WHAT YOU SHOULD DO.
Every record must be repeated exactly; omit any pictures they contain.

THE INPUT.
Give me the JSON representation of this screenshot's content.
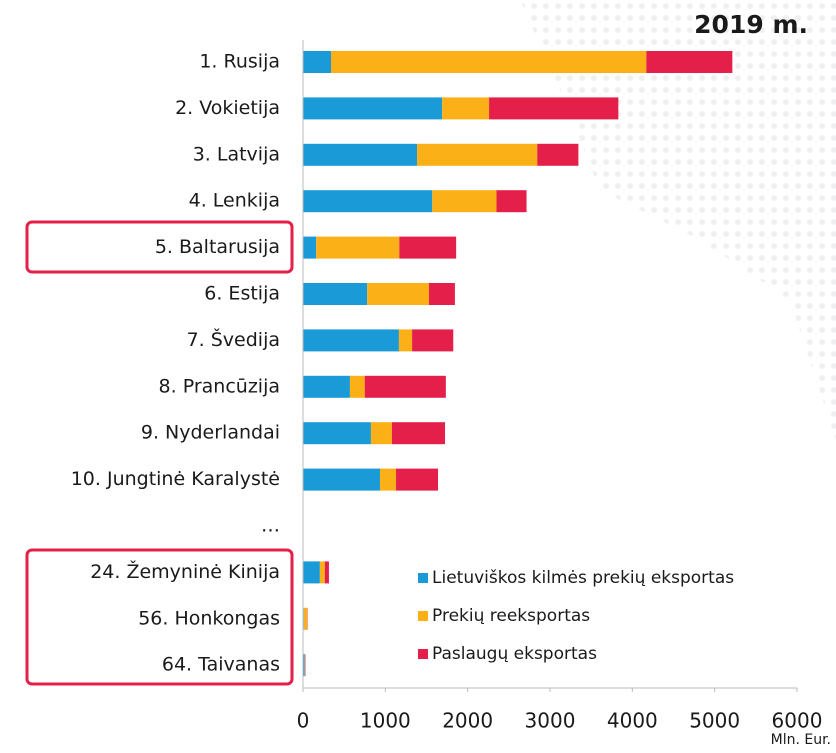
{
  "chart_data": {
    "type": "stacked-bar-horizontal",
    "title": "2019 m.",
    "x_unit": "Mln. Eur.",
    "categories": [
      "1. Rusija",
      "2. Vokietija",
      "3. Latvija",
      "4. Lenkija",
      "5. Baltarusija",
      "6. Estija",
      "7. Švedija",
      "8. Prancūzija",
      "9. Nyderlandai",
      "10. Jungtinė Karalystė",
      "…",
      "24. Žemyninė Kinija",
      "56. Honkongas",
      "64. Taivanas"
    ],
    "series": [
      {
        "name": "Lietuviškos kilmės prekių eksportas",
        "color": "#1a9ad6",
        "values": [
          340,
          1690,
          1385,
          1570,
          160,
          780,
          1165,
          570,
          825,
          935,
          null,
          205,
          10,
          20
        ]
      },
      {
        "name": "Prekių reeksportas",
        "color": "#fbb017",
        "values": [
          3830,
          570,
          1460,
          780,
          1010,
          750,
          160,
          180,
          255,
          195,
          null,
          60,
          40,
          5
        ]
      },
      {
        "name": "Paslaugų eksportas",
        "color": "#e41f4a",
        "values": [
          1045,
          1570,
          500,
          365,
          690,
          315,
          500,
          985,
          645,
          510,
          null,
          50,
          5,
          5
        ]
      }
    ],
    "xlim": [
      0,
      6000
    ],
    "xticks": [
      0,
      1000,
      2000,
      3000,
      4000,
      5000,
      6000
    ],
    "legend": "lower right"
  }
}
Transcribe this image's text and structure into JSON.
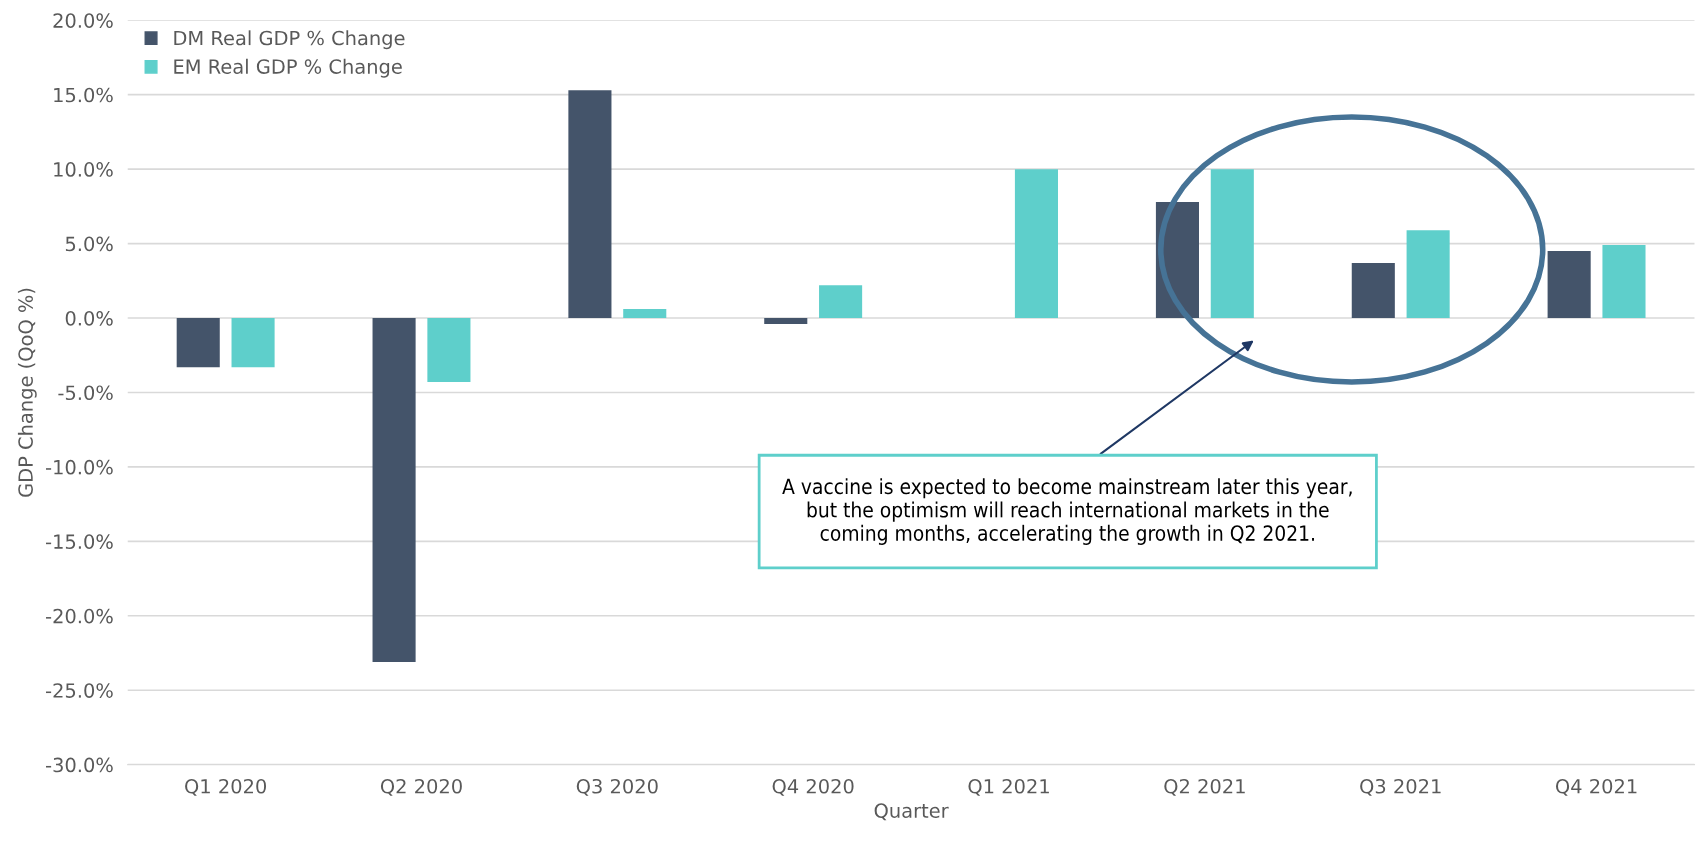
{
  "chart_data": {
    "type": "bar",
    "xlabel": "Quarter",
    "ylabel": "GDP Change (QoQ %)",
    "categories": [
      "Q1 2020",
      "Q2 2020",
      "Q3 2020",
      "Q4 2020",
      "Q1 2021",
      "Q2 2021",
      "Q3 2021",
      "Q4 2021"
    ],
    "series": [
      {
        "name": "DM Real GDP % Change",
        "color": "#44546a",
        "values": [
          -3.3,
          -23.1,
          15.3,
          -0.4,
          0,
          7.8,
          3.7,
          4.5
        ]
      },
      {
        "name": "EM Real GDP % Change",
        "color": "#5ecfcb",
        "values": [
          -3.3,
          -4.3,
          0.6,
          2.2,
          10.0,
          10.0,
          5.9,
          4.9
        ]
      }
    ],
    "ylim": [
      -30,
      20
    ],
    "yticks": [
      {
        "value": -30,
        "label": "-30.0%"
      },
      {
        "value": -25,
        "label": "-25.0%"
      },
      {
        "value": -20,
        "label": "-20.0%"
      },
      {
        "value": -15,
        "label": "-15.0%"
      },
      {
        "value": -10,
        "label": "-10.0%"
      },
      {
        "value": -5,
        "label": "-5.0%"
      },
      {
        "value": 0,
        "label": "0.0%"
      },
      {
        "value": 5,
        "label": "5.0%"
      },
      {
        "value": 10,
        "label": "10.0%"
      },
      {
        "value": 15,
        "label": "15.0%"
      },
      {
        "value": 20,
        "label": "20.0%"
      }
    ],
    "grid": "y",
    "legend": "top left",
    "annotations": [
      "A vaccine is expected to become mainstream later this year, but the optimism will reach international markets in the coming months, accelerating the growth in Q2 2021."
    ]
  }
}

THE RESULT.
Give me the JSON representation of this screenshot's content.
{
  "chart_data": {
    "type": "stacked-bar-horizontal",
    "title": "2019 m.",
    "x_unit": "Mln. Eur.",
    "categories": [
      "1. Rusija",
      "2. Vokietija",
      "3. Latvija",
      "4. Lenkija",
      "5. Baltarusija",
      "6. Estija",
      "7. Švedija",
      "8. Prancūzija",
      "9. Nyderlandai",
      "10. Jungtinė Karalystė",
      "…",
      "24. Žemyninė Kinija",
      "56. Honkongas",
      "64. Taivanas"
    ],
    "series": [
      {
        "name": "Lietuviškos kilmės prekių eksportas",
        "color": "#1a9ad6",
        "values": [
          340,
          1690,
          1385,
          1570,
          160,
          780,
          1165,
          570,
          825,
          935,
          null,
          205,
          10,
          20
        ]
      },
      {
        "name": "Prekių reeksportas",
        "color": "#fbb017",
        "values": [
          3830,
          570,
          1460,
          780,
          1010,
          750,
          160,
          180,
          255,
          195,
          null,
          60,
          40,
          5
        ]
      },
      {
        "name": "Paslaugų eksportas",
        "color": "#e41f4a",
        "values": [
          1045,
          1570,
          500,
          365,
          690,
          315,
          500,
          985,
          645,
          510,
          null,
          50,
          5,
          5
        ]
      }
    ],
    "xlim": [
      0,
      6000
    ],
    "xticks": [
      0,
      1000,
      2000,
      3000,
      4000,
      5000,
      6000
    ],
    "legend": "lower right"
  }
}
Transcribe this image's text and structure into JSON.
{
  "chart_data": {
    "type": "bar",
    "xlabel": "Quarter",
    "ylabel": "GDP Change (QoQ %)",
    "categories": [
      "Q1 2020",
      "Q2 2020",
      "Q3 2020",
      "Q4 2020",
      "Q1 2021",
      "Q2 2021",
      "Q3 2021",
      "Q4 2021"
    ],
    "series": [
      {
        "name": "DM Real GDP % Change",
        "color": "#44546a",
        "values": [
          -3.3,
          -23.1,
          15.3,
          -0.4,
          0,
          7.8,
          3.7,
          4.5
        ]
      },
      {
        "name": "EM Real GDP % Change",
        "color": "#5ecfcb",
        "values": [
          -3.3,
          -4.3,
          0.6,
          2.2,
          10.0,
          10.0,
          5.9,
          4.9
        ]
      }
    ],
    "ylim": [
      -30,
      20
    ],
    "yticks": [
      {
        "value": -30,
        "label": "-30.0%"
      },
      {
        "value": -25,
        "label": "-25.0%"
      },
      {
        "value": -20,
        "label": "-20.0%"
      },
      {
        "value": -15,
        "label": "-15.0%"
      },
      {
        "value": -10,
        "label": "-10.0%"
      },
      {
        "value": -5,
        "label": "-5.0%"
      },
      {
        "value": 0,
        "label": "0.0%"
      },
      {
        "value": 5,
        "label": "5.0%"
      },
      {
        "value": 10,
        "label": "10.0%"
      },
      {
        "value": 15,
        "label": "15.0%"
      },
      {
        "value": 20,
        "label": "20.0%"
      }
    ],
    "grid": "y",
    "legend": "top left",
    "annotations": [
      "A vaccine is expected to become mainstream later this year, but the optimism will reach international markets in the coming months, accelerating the growth in Q2 2021."
    ]
  }
}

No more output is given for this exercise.